== Instructions to follow ==
Repeat each record below exactly, dropping the pictures.

== Items ==

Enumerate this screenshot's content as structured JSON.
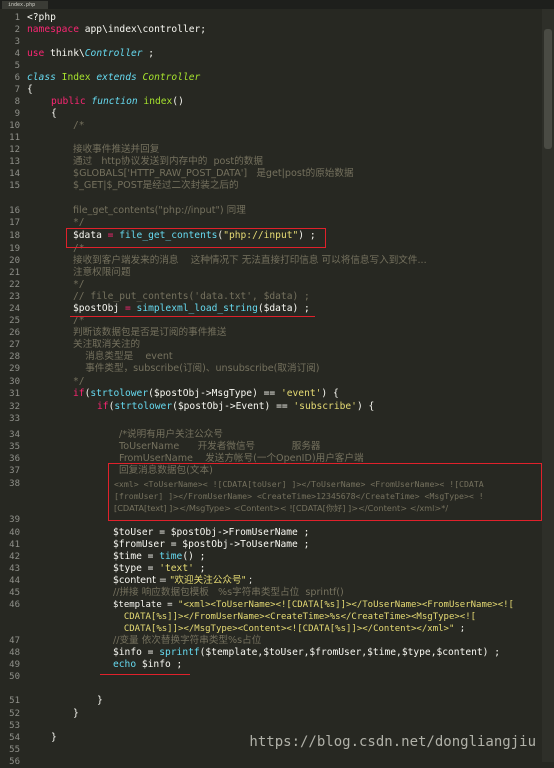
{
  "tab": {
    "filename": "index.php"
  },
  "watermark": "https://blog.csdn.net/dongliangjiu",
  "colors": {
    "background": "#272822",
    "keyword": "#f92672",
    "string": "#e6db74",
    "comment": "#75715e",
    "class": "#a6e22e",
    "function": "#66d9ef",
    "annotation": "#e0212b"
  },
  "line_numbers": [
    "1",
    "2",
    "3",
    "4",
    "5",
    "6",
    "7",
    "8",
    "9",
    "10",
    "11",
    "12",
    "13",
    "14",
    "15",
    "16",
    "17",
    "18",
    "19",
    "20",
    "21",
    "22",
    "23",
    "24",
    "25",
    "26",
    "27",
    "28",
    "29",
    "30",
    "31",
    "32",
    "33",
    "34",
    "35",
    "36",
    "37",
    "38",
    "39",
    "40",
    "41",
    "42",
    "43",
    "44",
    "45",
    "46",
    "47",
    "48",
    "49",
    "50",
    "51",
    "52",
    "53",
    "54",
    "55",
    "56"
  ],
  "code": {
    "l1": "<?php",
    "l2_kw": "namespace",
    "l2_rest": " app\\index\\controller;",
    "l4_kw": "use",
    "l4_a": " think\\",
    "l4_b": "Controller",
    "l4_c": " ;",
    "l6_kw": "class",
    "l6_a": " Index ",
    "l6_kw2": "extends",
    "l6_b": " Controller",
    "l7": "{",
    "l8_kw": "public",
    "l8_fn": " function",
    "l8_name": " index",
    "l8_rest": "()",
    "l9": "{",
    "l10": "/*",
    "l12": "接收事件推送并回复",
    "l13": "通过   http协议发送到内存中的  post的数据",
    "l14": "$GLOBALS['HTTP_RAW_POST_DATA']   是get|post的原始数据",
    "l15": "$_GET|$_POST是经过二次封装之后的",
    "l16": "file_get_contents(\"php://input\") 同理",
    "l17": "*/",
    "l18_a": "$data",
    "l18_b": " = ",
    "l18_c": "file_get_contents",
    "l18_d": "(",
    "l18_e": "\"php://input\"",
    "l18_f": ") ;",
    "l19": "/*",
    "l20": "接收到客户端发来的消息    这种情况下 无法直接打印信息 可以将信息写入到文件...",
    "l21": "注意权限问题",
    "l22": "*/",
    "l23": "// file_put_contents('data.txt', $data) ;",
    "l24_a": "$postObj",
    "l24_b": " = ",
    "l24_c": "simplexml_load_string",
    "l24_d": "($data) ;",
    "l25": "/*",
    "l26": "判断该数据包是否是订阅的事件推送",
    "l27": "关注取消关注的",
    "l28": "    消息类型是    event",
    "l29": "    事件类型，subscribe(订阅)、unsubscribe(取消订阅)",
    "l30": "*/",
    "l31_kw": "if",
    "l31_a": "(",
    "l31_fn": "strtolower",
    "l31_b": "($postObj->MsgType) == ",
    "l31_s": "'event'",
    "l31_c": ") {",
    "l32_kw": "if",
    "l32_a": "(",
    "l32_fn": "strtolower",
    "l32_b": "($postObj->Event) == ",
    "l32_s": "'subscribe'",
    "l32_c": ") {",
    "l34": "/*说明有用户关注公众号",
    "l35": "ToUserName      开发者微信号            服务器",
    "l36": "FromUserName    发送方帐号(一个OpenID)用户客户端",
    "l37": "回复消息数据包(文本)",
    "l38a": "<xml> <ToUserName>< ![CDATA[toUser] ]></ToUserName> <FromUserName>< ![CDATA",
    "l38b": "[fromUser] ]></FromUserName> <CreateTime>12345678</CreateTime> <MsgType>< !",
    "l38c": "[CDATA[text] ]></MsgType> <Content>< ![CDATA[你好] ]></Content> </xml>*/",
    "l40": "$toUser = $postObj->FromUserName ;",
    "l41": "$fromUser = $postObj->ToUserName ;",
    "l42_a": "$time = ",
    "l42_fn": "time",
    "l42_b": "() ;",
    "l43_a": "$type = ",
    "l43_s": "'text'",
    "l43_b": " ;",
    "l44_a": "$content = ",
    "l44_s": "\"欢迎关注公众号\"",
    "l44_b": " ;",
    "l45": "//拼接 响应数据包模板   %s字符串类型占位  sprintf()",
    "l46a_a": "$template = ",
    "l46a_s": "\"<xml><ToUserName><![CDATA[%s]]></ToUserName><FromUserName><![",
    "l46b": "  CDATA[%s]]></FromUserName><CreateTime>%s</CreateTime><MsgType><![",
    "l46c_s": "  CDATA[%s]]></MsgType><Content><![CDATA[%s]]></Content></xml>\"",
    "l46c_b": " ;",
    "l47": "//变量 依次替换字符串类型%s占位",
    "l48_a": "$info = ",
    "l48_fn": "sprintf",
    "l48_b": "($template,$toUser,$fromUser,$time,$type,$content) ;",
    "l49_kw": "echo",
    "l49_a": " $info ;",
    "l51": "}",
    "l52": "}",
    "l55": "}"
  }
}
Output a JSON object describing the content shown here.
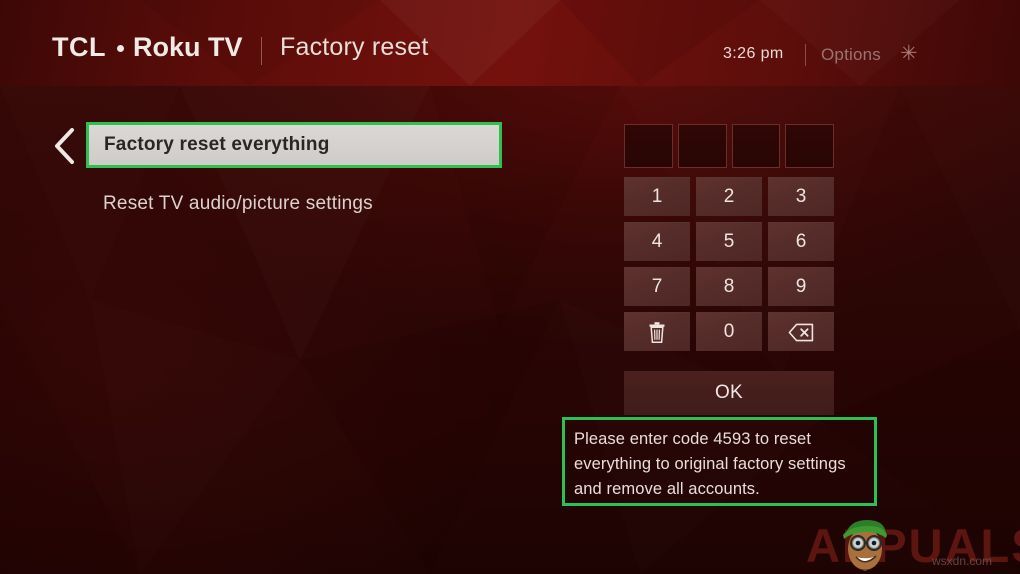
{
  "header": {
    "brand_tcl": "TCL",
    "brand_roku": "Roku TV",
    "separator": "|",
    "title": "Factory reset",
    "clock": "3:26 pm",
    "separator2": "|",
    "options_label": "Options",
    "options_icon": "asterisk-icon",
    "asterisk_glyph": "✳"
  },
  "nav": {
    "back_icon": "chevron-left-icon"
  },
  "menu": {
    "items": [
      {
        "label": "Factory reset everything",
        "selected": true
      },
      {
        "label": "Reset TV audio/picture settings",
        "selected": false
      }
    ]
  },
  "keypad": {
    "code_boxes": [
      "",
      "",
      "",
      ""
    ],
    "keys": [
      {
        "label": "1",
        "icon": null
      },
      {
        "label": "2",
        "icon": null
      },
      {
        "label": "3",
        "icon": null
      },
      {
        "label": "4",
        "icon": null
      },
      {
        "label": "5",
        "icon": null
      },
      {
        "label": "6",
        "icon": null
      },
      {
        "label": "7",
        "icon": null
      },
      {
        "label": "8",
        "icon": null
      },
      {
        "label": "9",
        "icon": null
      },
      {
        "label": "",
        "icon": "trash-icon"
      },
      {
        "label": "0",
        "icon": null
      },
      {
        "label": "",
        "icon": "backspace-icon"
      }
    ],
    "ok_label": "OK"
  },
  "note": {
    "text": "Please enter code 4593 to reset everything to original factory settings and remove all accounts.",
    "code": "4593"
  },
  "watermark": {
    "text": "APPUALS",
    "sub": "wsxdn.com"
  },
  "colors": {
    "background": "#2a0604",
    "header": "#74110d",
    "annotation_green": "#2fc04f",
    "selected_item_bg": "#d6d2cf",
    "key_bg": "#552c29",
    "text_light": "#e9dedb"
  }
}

== Problem solution ==
Enumerate this screenshot's content as structured JSON.
{
  "tab": {
    "filename": "index.php"
  },
  "watermark": "https://blog.csdn.net/dongliangjiu",
  "colors": {
    "background": "#272822",
    "keyword": "#f92672",
    "string": "#e6db74",
    "comment": "#75715e",
    "class": "#a6e22e",
    "function": "#66d9ef",
    "annotation": "#e0212b"
  },
  "line_numbers": [
    "1",
    "2",
    "3",
    "4",
    "5",
    "6",
    "7",
    "8",
    "9",
    "10",
    "11",
    "12",
    "13",
    "14",
    "15",
    "16",
    "17",
    "18",
    "19",
    "20",
    "21",
    "22",
    "23",
    "24",
    "25",
    "26",
    "27",
    "28",
    "29",
    "30",
    "31",
    "32",
    "33",
    "34",
    "35",
    "36",
    "37",
    "38",
    "39",
    "40",
    "41",
    "42",
    "43",
    "44",
    "45",
    "46",
    "47",
    "48",
    "49",
    "50",
    "51",
    "52",
    "53",
    "54",
    "55",
    "56"
  ],
  "code": {
    "l1": "<?php",
    "l2_kw": "namespace",
    "l2_rest": " app\\index\\controller;",
    "l4_kw": "use",
    "l4_a": " think\\",
    "l4_b": "Controller",
    "l4_c": " ;",
    "l6_kw": "class",
    "l6_a": " Index ",
    "l6_kw2": "extends",
    "l6_b": " Controller",
    "l7": "{",
    "l8_kw": "public",
    "l8_fn": " function",
    "l8_name": " index",
    "l8_rest": "()",
    "l9": "{",
    "l10": "/*",
    "l12": "接收事件推送并回复",
    "l13": "通过   http协议发送到内存中的  post的数据",
    "l14": "$GLOBALS['HTTP_RAW_POST_DATA']   是get|post的原始数据",
    "l15": "$_GET|$_POST是经过二次封装之后的",
    "l16": "file_get_contents(\"php://input\") 同理",
    "l17": "*/",
    "l18_a": "$data",
    "l18_b": " = ",
    "l18_c": "file_get_contents",
    "l18_d": "(",
    "l18_e": "\"php://input\"",
    "l18_f": ") ;",
    "l19": "/*",
    "l20": "接收到客户端发来的消息    这种情况下 无法直接打印信息 可以将信息写入到文件...",
    "l21": "注意权限问题",
    "l22": "*/",
    "l23": "// file_put_contents('data.txt', $data) ;",
    "l24_a": "$postObj",
    "l24_b": " = ",
    "l24_c": "simplexml_load_string",
    "l24_d": "($data) ;",
    "l25": "/*",
    "l26": "判断该数据包是否是订阅的事件推送",
    "l27": "关注取消关注的",
    "l28": "    消息类型是    event",
    "l29": "    事件类型，subscribe(订阅)、unsubscribe(取消订阅)",
    "l30": "*/",
    "l31_kw": "if",
    "l31_a": "(",
    "l31_fn": "strtolower",
    "l31_b": "($postObj->MsgType) == ",
    "l31_s": "'event'",
    "l31_c": ") {",
    "l32_kw": "if",
    "l32_a": "(",
    "l32_fn": "strtolower",
    "l32_b": "($postObj->Event) == ",
    "l32_s": "'subscribe'",
    "l32_c": ") {",
    "l34": "/*说明有用户关注公众号",
    "l35": "ToUserName      开发者微信号            服务器",
    "l36": "FromUserName    发送方帐号(一个OpenID)用户客户端",
    "l37": "回复消息数据包(文本)",
    "l38a": "<xml> <ToUserName>< ![CDATA[toUser] ]></ToUserName> <FromUserName>< ![CDATA",
    "l38b": "[fromUser] ]></FromUserName> <CreateTime>12345678</CreateTime> <MsgType>< !",
    "l38c": "[CDATA[text] ]></MsgType> <Content>< ![CDATA[你好] ]></Content> </xml>*/",
    "l40": "$toUser = $postObj->FromUserName ;",
    "l41": "$fromUser = $postObj->ToUserName ;",
    "l42_a": "$time = ",
    "l42_fn": "time",
    "l42_b": "() ;",
    "l43_a": "$type = ",
    "l43_s": "'text'",
    "l43_b": " ;",
    "l44_a": "$content = ",
    "l44_s": "\"欢迎关注公众号\"",
    "l44_b": " ;",
    "l45": "//拼接 响应数据包模板   %s字符串类型占位  sprintf()",
    "l46a_a": "$template = ",
    "l46a_s": "\"<xml><ToUserName><![CDATA[%s]]></ToUserName><FromUserName><![",
    "l46b": "  CDATA[%s]]></FromUserName><CreateTime>%s</CreateTime><MsgType><![",
    "l46c_s": "  CDATA[%s]]></MsgType><Content><![CDATA[%s]]></Content></xml>\"",
    "l46c_b": " ;",
    "l47": "//变量 依次替换字符串类型%s占位",
    "l48_a": "$info = ",
    "l48_fn": "sprintf",
    "l48_b": "($template,$toUser,$fromUser,$time,$type,$content) ;",
    "l49_kw": "echo",
    "l49_a": " $info ;",
    "l51": "}",
    "l52": "}",
    "l55": "}"
  }
}
Output a JSON object describing the content shown here.
{
  "header": {
    "brand_tcl": "TCL",
    "brand_roku": "Roku TV",
    "separator": "|",
    "title": "Factory reset",
    "clock": "3:26 pm",
    "separator2": "|",
    "options_label": "Options",
    "options_icon": "asterisk-icon",
    "asterisk_glyph": "✳"
  },
  "nav": {
    "back_icon": "chevron-left-icon"
  },
  "menu": {
    "items": [
      {
        "label": "Factory reset everything",
        "selected": true
      },
      {
        "label": "Reset TV audio/picture settings",
        "selected": false
      }
    ]
  },
  "keypad": {
    "code_boxes": [
      "",
      "",
      "",
      ""
    ],
    "keys": [
      {
        "label": "1",
        "icon": null
      },
      {
        "label": "2",
        "icon": null
      },
      {
        "label": "3",
        "icon": null
      },
      {
        "label": "4",
        "icon": null
      },
      {
        "label": "5",
        "icon": null
      },
      {
        "label": "6",
        "icon": null
      },
      {
        "label": "7",
        "icon": null
      },
      {
        "label": "8",
        "icon": null
      },
      {
        "label": "9",
        "icon": null
      },
      {
        "label": "",
        "icon": "trash-icon"
      },
      {
        "label": "0",
        "icon": null
      },
      {
        "label": "",
        "icon": "backspace-icon"
      }
    ],
    "ok_label": "OK"
  },
  "note": {
    "text": "Please enter code 4593 to reset everything to original factory settings and remove all accounts.",
    "code": "4593"
  },
  "watermark": {
    "text": "APPUALS",
    "sub": "wsxdn.com"
  },
  "colors": {
    "background": "#2a0604",
    "header": "#74110d",
    "annotation_green": "#2fc04f",
    "selected_item_bg": "#d6d2cf",
    "key_bg": "#552c29",
    "text_light": "#e9dedb"
  }
}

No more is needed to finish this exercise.